• **Written instruction**
Write every record out again exactly as given.

......

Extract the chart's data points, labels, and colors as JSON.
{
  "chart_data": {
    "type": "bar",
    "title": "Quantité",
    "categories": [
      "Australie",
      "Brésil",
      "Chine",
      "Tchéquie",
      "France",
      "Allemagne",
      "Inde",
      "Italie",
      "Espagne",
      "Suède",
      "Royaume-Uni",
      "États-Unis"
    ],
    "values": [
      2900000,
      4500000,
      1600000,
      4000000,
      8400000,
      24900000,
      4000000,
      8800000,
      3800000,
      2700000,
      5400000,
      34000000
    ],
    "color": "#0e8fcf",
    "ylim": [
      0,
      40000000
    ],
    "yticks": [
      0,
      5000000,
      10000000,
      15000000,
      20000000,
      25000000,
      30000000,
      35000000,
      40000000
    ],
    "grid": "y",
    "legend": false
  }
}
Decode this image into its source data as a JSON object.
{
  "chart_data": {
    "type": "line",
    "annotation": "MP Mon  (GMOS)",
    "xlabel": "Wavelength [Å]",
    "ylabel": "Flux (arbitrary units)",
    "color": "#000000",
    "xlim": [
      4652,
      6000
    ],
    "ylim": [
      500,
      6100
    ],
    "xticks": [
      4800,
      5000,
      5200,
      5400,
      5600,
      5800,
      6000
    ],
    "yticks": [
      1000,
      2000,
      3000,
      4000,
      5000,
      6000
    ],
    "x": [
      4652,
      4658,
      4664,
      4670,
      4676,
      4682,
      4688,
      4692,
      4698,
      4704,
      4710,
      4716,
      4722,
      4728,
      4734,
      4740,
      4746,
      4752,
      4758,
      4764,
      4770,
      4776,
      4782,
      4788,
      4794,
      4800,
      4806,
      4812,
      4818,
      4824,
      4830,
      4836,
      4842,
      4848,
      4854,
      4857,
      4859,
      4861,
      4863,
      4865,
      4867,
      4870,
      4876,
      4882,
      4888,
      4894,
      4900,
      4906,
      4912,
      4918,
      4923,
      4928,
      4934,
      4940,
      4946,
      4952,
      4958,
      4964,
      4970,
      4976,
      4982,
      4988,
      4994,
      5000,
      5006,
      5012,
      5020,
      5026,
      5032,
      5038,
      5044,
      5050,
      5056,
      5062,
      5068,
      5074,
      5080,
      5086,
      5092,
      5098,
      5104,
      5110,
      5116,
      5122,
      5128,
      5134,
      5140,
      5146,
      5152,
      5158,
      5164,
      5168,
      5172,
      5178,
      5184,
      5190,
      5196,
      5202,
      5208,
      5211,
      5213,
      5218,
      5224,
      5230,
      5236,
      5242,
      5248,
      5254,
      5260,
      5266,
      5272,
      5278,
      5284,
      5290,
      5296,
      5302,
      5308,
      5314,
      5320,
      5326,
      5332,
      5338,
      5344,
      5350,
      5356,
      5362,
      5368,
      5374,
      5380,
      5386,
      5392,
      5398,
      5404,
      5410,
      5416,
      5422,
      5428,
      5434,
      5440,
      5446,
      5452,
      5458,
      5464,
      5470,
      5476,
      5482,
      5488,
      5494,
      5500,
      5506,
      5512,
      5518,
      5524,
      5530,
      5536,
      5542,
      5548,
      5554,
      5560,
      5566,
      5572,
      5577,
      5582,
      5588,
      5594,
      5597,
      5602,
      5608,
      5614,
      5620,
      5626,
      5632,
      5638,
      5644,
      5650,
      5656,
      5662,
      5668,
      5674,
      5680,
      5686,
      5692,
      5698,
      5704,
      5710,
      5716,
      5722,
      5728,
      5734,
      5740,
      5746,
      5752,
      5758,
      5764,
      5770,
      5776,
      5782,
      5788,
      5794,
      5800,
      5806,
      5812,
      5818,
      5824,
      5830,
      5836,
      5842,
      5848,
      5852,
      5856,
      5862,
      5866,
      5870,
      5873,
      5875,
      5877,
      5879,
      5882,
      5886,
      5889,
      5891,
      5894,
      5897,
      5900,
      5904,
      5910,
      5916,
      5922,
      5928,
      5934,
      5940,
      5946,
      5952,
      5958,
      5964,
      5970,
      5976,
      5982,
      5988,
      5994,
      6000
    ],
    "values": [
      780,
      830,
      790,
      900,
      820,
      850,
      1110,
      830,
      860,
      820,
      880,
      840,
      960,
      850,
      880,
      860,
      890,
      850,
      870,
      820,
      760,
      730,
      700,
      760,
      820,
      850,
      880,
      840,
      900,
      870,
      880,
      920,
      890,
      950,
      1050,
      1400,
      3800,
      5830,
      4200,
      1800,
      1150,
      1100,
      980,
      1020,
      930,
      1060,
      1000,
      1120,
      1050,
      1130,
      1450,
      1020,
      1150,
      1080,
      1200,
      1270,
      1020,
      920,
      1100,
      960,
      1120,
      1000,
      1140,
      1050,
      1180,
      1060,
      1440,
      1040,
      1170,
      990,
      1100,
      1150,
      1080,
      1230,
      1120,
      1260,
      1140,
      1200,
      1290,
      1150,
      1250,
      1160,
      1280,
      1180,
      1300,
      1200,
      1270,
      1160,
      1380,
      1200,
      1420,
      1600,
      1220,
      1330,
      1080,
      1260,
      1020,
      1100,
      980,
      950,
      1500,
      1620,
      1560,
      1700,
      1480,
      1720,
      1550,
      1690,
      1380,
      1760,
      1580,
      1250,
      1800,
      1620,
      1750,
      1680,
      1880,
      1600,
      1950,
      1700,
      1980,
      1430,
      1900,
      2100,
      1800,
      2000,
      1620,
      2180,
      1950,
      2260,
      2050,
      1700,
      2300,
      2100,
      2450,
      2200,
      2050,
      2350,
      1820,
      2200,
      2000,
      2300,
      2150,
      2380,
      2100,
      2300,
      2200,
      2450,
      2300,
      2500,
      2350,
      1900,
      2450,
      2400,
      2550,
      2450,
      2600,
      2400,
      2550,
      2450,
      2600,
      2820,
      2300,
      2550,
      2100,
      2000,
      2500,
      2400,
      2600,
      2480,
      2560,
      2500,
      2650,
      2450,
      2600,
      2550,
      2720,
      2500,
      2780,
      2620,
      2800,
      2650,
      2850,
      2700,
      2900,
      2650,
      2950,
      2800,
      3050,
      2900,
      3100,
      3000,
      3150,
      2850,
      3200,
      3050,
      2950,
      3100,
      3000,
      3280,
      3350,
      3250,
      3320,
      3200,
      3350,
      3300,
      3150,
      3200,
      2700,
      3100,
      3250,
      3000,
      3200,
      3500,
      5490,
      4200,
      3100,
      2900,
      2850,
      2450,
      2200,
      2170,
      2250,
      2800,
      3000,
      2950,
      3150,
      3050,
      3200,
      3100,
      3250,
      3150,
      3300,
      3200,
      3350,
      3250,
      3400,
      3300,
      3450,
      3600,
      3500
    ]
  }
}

......

• **Solved problem**
Extract the chart's data points, labels, and colors as JSON.
{
  "chart_data": {
    "type": "bar",
    "title": "Quantité",
    "categories": [
      "Australie",
      "Brésil",
      "Chine",
      "Tchéquie",
      "France",
      "Allemagne",
      "Inde",
      "Italie",
      "Espagne",
      "Suède",
      "Royaume-Uni",
      "États-Unis"
    ],
    "values": [
      2900000,
      4500000,
      1600000,
      4000000,
      8400000,
      24900000,
      4000000,
      8800000,
      3800000,
      2700000,
      5400000,
      34000000
    ],
    "color": "#0e8fcf",
    "ylim": [
      0,
      40000000
    ],
    "yticks": [
      0,
      5000000,
      10000000,
      15000000,
      20000000,
      25000000,
      30000000,
      35000000,
      40000000
    ],
    "grid": "y",
    "legend": false
  }
}
Decode this image into its source data as a JSON object.
{
  "chart_data": {
    "type": "line",
    "annotation": "MP Mon  (GMOS)",
    "xlabel": "Wavelength [Å]",
    "ylabel": "Flux (arbitrary units)",
    "color": "#000000",
    "xlim": [
      4652,
      6000
    ],
    "ylim": [
      500,
      6100
    ],
    "xticks": [
      4800,
      5000,
      5200,
      5400,
      5600,
      5800,
      6000
    ],
    "yticks": [
      1000,
      2000,
      3000,
      4000,
      5000,
      6000
    ],
    "x": [
      4652,
      4658,
      4664,
      4670,
      4676,
      4682,
      4688,
      4692,
      4698,
      4704,
      4710,
      4716,
      4722,
      4728,
      4734,
      4740,
      4746,
      4752,
      4758,
      4764,
      4770,
      4776,
      4782,
      4788,
      4794,
      4800,
      4806,
      4812,
      4818,
      4824,
      4830,
      4836,
      4842,
      4848,
      4854,
      4857,
      4859,
      4861,
      4863,
      4865,
      4867,
      4870,
      4876,
      4882,
      4888,
      4894,
      4900,
      4906,
      4912,
      4918,
      4923,
      4928,
      4934,
      4940,
      4946,
      4952,
      4958,
      4964,
      4970,
      4976,
      4982,
      4988,
      4994,
      5000,
      5006,
      5012,
      5020,
      5026,
      5032,
      5038,
      5044,
      5050,
      5056,
      5062,
      5068,
      5074,
      5080,
      5086,
      5092,
      5098,
      5104,
      5110,
      5116,
      5122,
      5128,
      5134,
      5140,
      5146,
      5152,
      5158,
      5164,
      5168,
      5172,
      5178,
      5184,
      5190,
      5196,
      5202,
      5208,
      5211,
      5213,
      5218,
      5224,
      5230,
      5236,
      5242,
      5248,
      5254,
      5260,
      5266,
      5272,
      5278,
      5284,
      5290,
      5296,
      5302,
      5308,
      5314,
      5320,
      5326,
      5332,
      5338,
      5344,
      5350,
      5356,
      5362,
      5368,
      5374,
      5380,
      5386,
      5392,
      5398,
      5404,
      5410,
      5416,
      5422,
      5428,
      5434,
      5440,
      5446,
      5452,
      5458,
      5464,
      5470,
      5476,
      5482,
      5488,
      5494,
      5500,
      5506,
      5512,
      5518,
      5524,
      5530,
      5536,
      5542,
      5548,
      5554,
      5560,
      5566,
      5572,
      5577,
      5582,
      5588,
      5594,
      5597,
      5602,
      5608,
      5614,
      5620,
      5626,
      5632,
      5638,
      5644,
      5650,
      5656,
      5662,
      5668,
      5674,
      5680,
      5686,
      5692,
      5698,
      5704,
      5710,
      5716,
      5722,
      5728,
      5734,
      5740,
      5746,
      5752,
      5758,
      5764,
      5770,
      5776,
      5782,
      5788,
      5794,
      5800,
      5806,
      5812,
      5818,
      5824,
      5830,
      5836,
      5842,
      5848,
      5852,
      5856,
      5862,
      5866,
      5870,
      5873,
      5875,
      5877,
      5879,
      5882,
      5886,
      5889,
      5891,
      5894,
      5897,
      5900,
      5904,
      5910,
      5916,
      5922,
      5928,
      5934,
      5940,
      5946,
      5952,
      5958,
      5964,
      5970,
      5976,
      5982,
      5988,
      5994,
      6000
    ],
    "values": [
      780,
      830,
      790,
      900,
      820,
      850,
      1110,
      830,
      860,
      820,
      880,
      840,
      960,
      850,
      880,
      860,
      890,
      850,
      870,
      820,
      760,
      730,
      700,
      760,
      820,
      850,
      880,
      840,
      900,
      870,
      880,
      920,
      890,
      950,
      1050,
      1400,
      3800,
      5830,
      4200,
      1800,
      1150,
      1100,
      980,
      1020,
      930,
      1060,
      1000,
      1120,
      1050,
      1130,
      1450,
      1020,
      1150,
      1080,
      1200,
      1270,
      1020,
      920,
      1100,
      960,
      1120,
      1000,
      1140,
      1050,
      1180,
      1060,
      1440,
      1040,
      1170,
      990,
      1100,
      1150,
      1080,
      1230,
      1120,
      1260,
      1140,
      1200,
      1290,
      1150,
      1250,
      1160,
      1280,
      1180,
      1300,
      1200,
      1270,
      1160,
      1380,
      1200,
      1420,
      1600,
      1220,
      1330,
      1080,
      1260,
      1020,
      1100,
      980,
      950,
      1500,
      1620,
      1560,
      1700,
      1480,
      1720,
      1550,
      1690,
      1380,
      1760,
      1580,
      1250,
      1800,
      1620,
      1750,
      1680,
      1880,
      1600,
      1950,
      1700,
      1980,
      1430,
      1900,
      2100,
      1800,
      2000,
      1620,
      2180,
      1950,
      2260,
      2050,
      1700,
      2300,
      2100,
      2450,
      2200,
      2050,
      2350,
      1820,
      2200,
      2000,
      2300,
      2150,
      2380,
      2100,
      2300,
      2200,
      2450,
      2300,
      2500,
      2350,
      1900,
      2450,
      2400,
      2550,
      2450,
      2600,
      2400,
      2550,
      2450,
      2600,
      2820,
      2300,
      2550,
      2100,
      2000,
      2500,
      2400,
      2600,
      2480,
      2560,
      2500,
      2650,
      2450,
      2600,
      2550,
      2720,
      2500,
      2780,
      2620,
      2800,
      2650,
      2850,
      2700,
      2900,
      2650,
      2950,
      2800,
      3050,
      2900,
      3100,
      3000,
      3150,
      2850,
      3200,
      3050,
      2950,
      3100,
      3000,
      3280,
      3350,
      3250,
      3320,
      3200,
      3350,
      3300,
      3150,
      3200,
      2700,
      3100,
      3250,
      3000,
      3200,
      3500,
      5490,
      4200,
      3100,
      2900,
      2850,
      2450,
      2200,
      2170,
      2250,
      2800,
      3000,
      2950,
      3150,
      3050,
      3200,
      3100,
      3250,
      3150,
      3300,
      3200,
      3350,
      3250,
      3400,
      3300,
      3450,
      3600,
      3500
    ]
  }
}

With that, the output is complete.